**GOAL**
Reproduce these lines, substituting "Interpersonal_trust" for "Social_trust" wherever it appears and leaving all else unchanged.

|---|

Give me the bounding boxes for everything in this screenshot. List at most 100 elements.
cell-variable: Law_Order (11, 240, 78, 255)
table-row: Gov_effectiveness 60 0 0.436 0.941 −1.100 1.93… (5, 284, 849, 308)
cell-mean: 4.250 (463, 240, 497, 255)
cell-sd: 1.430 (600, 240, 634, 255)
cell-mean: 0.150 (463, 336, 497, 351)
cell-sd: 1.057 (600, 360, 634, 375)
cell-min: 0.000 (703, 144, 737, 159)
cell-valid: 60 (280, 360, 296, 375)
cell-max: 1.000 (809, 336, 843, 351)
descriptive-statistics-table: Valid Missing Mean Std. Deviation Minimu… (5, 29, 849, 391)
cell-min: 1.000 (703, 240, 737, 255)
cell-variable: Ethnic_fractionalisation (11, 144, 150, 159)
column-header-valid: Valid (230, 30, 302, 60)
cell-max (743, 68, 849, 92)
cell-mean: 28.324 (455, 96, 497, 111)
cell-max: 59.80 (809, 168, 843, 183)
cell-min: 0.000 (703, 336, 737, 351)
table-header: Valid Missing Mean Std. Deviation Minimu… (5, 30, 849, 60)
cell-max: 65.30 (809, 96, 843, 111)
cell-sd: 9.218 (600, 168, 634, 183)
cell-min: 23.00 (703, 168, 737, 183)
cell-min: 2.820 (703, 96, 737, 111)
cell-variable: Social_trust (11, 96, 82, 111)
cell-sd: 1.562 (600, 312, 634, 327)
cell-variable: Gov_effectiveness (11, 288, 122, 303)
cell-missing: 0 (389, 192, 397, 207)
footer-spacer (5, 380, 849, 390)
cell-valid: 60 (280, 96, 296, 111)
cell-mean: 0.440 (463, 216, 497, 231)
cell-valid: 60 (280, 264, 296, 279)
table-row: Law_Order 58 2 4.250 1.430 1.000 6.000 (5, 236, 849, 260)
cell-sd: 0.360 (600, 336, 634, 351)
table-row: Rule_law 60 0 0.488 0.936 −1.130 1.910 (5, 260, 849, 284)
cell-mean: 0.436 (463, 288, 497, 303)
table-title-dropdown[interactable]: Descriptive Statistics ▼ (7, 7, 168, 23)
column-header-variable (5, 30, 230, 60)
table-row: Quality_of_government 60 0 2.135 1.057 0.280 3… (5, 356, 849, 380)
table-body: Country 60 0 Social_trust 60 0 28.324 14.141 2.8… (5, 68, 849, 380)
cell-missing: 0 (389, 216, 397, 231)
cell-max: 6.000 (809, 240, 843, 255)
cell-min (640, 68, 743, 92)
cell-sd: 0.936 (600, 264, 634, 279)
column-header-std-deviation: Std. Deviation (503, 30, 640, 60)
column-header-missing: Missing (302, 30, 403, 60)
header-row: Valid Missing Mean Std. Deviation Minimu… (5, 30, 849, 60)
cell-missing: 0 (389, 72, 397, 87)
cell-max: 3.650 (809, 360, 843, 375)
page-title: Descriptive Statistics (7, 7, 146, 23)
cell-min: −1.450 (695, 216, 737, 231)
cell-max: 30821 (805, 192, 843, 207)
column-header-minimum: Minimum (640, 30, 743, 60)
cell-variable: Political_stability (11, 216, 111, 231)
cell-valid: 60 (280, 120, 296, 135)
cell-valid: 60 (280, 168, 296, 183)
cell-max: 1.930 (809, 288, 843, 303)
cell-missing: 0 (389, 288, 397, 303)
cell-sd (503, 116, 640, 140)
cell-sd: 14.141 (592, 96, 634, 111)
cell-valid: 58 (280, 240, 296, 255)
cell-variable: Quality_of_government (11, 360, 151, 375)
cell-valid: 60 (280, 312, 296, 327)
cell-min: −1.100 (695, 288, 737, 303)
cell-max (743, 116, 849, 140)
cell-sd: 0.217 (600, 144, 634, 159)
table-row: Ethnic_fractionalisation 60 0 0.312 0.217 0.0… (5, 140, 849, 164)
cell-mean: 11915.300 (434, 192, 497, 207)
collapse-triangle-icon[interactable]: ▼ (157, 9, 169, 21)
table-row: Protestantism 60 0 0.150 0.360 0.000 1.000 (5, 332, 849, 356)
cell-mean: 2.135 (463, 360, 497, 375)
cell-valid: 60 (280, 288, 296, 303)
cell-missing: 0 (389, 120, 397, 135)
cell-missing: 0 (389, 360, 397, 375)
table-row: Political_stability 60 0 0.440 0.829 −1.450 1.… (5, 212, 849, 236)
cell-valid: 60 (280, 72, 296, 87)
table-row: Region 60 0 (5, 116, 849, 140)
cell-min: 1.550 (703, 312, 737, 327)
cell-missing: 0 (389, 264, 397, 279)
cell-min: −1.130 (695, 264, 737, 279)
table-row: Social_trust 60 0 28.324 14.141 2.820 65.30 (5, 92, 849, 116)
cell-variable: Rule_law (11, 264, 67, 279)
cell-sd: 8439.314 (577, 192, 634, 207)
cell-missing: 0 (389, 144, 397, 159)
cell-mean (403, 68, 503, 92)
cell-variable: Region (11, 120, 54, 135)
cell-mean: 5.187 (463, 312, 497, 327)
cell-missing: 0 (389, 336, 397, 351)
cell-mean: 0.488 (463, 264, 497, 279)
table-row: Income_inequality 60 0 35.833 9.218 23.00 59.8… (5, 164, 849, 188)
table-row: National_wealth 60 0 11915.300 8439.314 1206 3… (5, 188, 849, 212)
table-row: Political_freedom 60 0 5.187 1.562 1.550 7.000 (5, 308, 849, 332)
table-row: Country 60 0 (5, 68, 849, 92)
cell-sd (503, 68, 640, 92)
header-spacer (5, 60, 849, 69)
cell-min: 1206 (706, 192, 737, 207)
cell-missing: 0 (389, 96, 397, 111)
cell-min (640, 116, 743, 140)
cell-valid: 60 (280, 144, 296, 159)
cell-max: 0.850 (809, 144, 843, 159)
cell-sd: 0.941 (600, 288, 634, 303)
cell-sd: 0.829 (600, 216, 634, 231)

|---|

**OUTPUT BELOW**
Give me the bounding boxes for everything in this screenshot. List at most 100 elements.
cell-variable: Law_Order (11, 240, 78, 255)
table-row: Gov_effectiveness 60 0 0.436 0.941 −1.100 1.93… (5, 284, 849, 308)
cell-mean: 4.250 (463, 240, 497, 255)
cell-sd: 1.430 (600, 240, 634, 255)
cell-mean: 0.150 (463, 336, 497, 351)
cell-sd: 1.057 (600, 360, 634, 375)
cell-min: 0.000 (703, 144, 737, 159)
cell-valid: 60 (280, 360, 296, 375)
cell-max: 1.000 (809, 336, 843, 351)
descriptive-statistics-table: Valid Missing Mean Std. Deviation Minimu… (5, 29, 849, 391)
cell-min: 1.000 (703, 240, 737, 255)
cell-variable: Ethnic_fractionalisation (11, 144, 150, 159)
column-header-valid: Valid (230, 30, 302, 60)
cell-max (743, 68, 849, 92)
cell-mean: 28.324 (455, 96, 497, 111)
cell-max: 59.80 (809, 168, 843, 183)
cell-min: 0.000 (703, 336, 737, 351)
table-header: Valid Missing Mean Std. Deviation Minimu… (5, 30, 849, 60)
cell-max: 65.30 (809, 96, 843, 111)
cell-sd: 9.218 (600, 168, 634, 183)
cell-min: 23.00 (703, 168, 737, 183)
cell-min: 2.820 (703, 96, 737, 111)
cell-variable: Interpersonal_trust (11, 96, 82, 111)
cell-sd: 1.562 (600, 312, 634, 327)
cell-variable: Gov_effectiveness (11, 288, 122, 303)
cell-missing: 0 (389, 192, 397, 207)
footer-spacer (5, 380, 849, 390)
cell-valid: 60 (280, 96, 296, 111)
cell-mean: 0.440 (463, 216, 497, 231)
cell-valid: 60 (280, 264, 296, 279)
table-row: Law_Order 58 2 4.250 1.430 1.000 6.000 (5, 236, 849, 260)
cell-sd: 0.360 (600, 336, 634, 351)
table-row: Rule_law 60 0 0.488 0.936 −1.130 1.910 (5, 260, 849, 284)
cell-mean: 0.436 (463, 288, 497, 303)
table-title-dropdown[interactable]: Descriptive Statistics ▼ (7, 7, 168, 23)
column-header-variable (5, 30, 230, 60)
table-row: Quality_of_government 60 0 2.135 1.057 0.280 3… (5, 356, 849, 380)
table-body: Country 60 0 Interpersonal_trust 60 0 28.324 14.141 2.8… (5, 68, 849, 380)
cell-missing: 0 (389, 216, 397, 231)
cell-max: 6.000 (809, 240, 843, 255)
cell-min (640, 68, 743, 92)
cell-sd: 0.936 (600, 264, 634, 279)
column-header-std-deviation: Std. Deviation (503, 30, 640, 60)
column-header-missing: Missing (302, 30, 403, 60)
header-row: Valid Missing Mean Std. Deviation Minimu… (5, 30, 849, 60)
cell-missing: 0 (389, 72, 397, 87)
cell-max: 3.650 (809, 360, 843, 375)
page-title: Descriptive Statistics (7, 7, 146, 23)
cell-min: −1.450 (695, 216, 737, 231)
cell-max: 30821 (805, 192, 843, 207)
column-header-minimum: Minimum (640, 30, 743, 60)
cell-variable: Political_stability (11, 216, 111, 231)
cell-valid: 60 (280, 120, 296, 135)
cell-valid: 60 (280, 168, 296, 183)
cell-max: 1.930 (809, 288, 843, 303)
cell-missing: 0 (389, 288, 397, 303)
cell-sd (503, 116, 640, 140)
cell-sd: 14.141 (592, 96, 634, 111)
cell-valid: 58 (280, 240, 296, 255)
cell-variable: Quality_of_government (11, 360, 151, 375)
cell-valid: 60 (280, 312, 296, 327)
cell-min: −1.100 (695, 288, 737, 303)
cell-max (743, 116, 849, 140)
cell-sd: 0.217 (600, 144, 634, 159)
table-row: Ethnic_fractionalisation 60 0 0.312 0.217 0.0… (5, 140, 849, 164)
cell-mean: 11915.300 (434, 192, 497, 207)
collapse-triangle-icon[interactable]: ▼ (157, 9, 169, 21)
table-row: Protestantism 60 0 0.150 0.360 0.000 1.000 (5, 332, 849, 356)
cell-mean: 2.135 (463, 360, 497, 375)
cell-valid: 60 (280, 288, 296, 303)
cell-missing: 0 (389, 120, 397, 135)
cell-missing: 0 (389, 360, 397, 375)
table-row: Political_stability 60 0 0.440 0.829 −1.450 1.… (5, 212, 849, 236)
cell-valid: 60 (280, 72, 296, 87)
table-row: Region 60 0 (5, 116, 849, 140)
cell-min: 1.550 (703, 312, 737, 327)
cell-missing: 0 (389, 264, 397, 279)
cell-min: −1.130 (695, 264, 737, 279)
table-row: Interpersonal_trust 60 0 28.324 14.141 2.820 65.30 (5, 92, 849, 116)
cell-variable: Rule_law (11, 264, 67, 279)
cell-sd: 8439.314 (577, 192, 634, 207)
cell-missing: 0 (389, 144, 397, 159)
cell-mean (403, 68, 503, 92)
cell-variable: Region (11, 120, 54, 135)
cell-mean: 5.187 (463, 312, 497, 327)
cell-missing: 0 (389, 336, 397, 351)
cell-mean: 0.488 (463, 264, 497, 279)
table-row: Income_inequality 60 0 35.833 9.218 23.00 59.8… (5, 164, 849, 188)
table-row: National_wealth 60 0 11915.300 8439.314 1206 3… (5, 188, 849, 212)
table-row: Political_freedom 60 0 5.187 1.562 1.550 7.000 (5, 308, 849, 332)
table-row: Country 60 0 (5, 68, 849, 92)
cell-sd (503, 68, 640, 92)
header-spacer (5, 60, 849, 69)
cell-min: 1206 (706, 192, 737, 207)
cell-missing: 0 (389, 96, 397, 111)
cell-min (640, 116, 743, 140)
cell-valid: 60 (280, 144, 296, 159)
cell-max: 0.850 (809, 144, 843, 159)
cell-sd: 0.941 (600, 288, 634, 303)
cell-sd: 0.829 (600, 216, 634, 231)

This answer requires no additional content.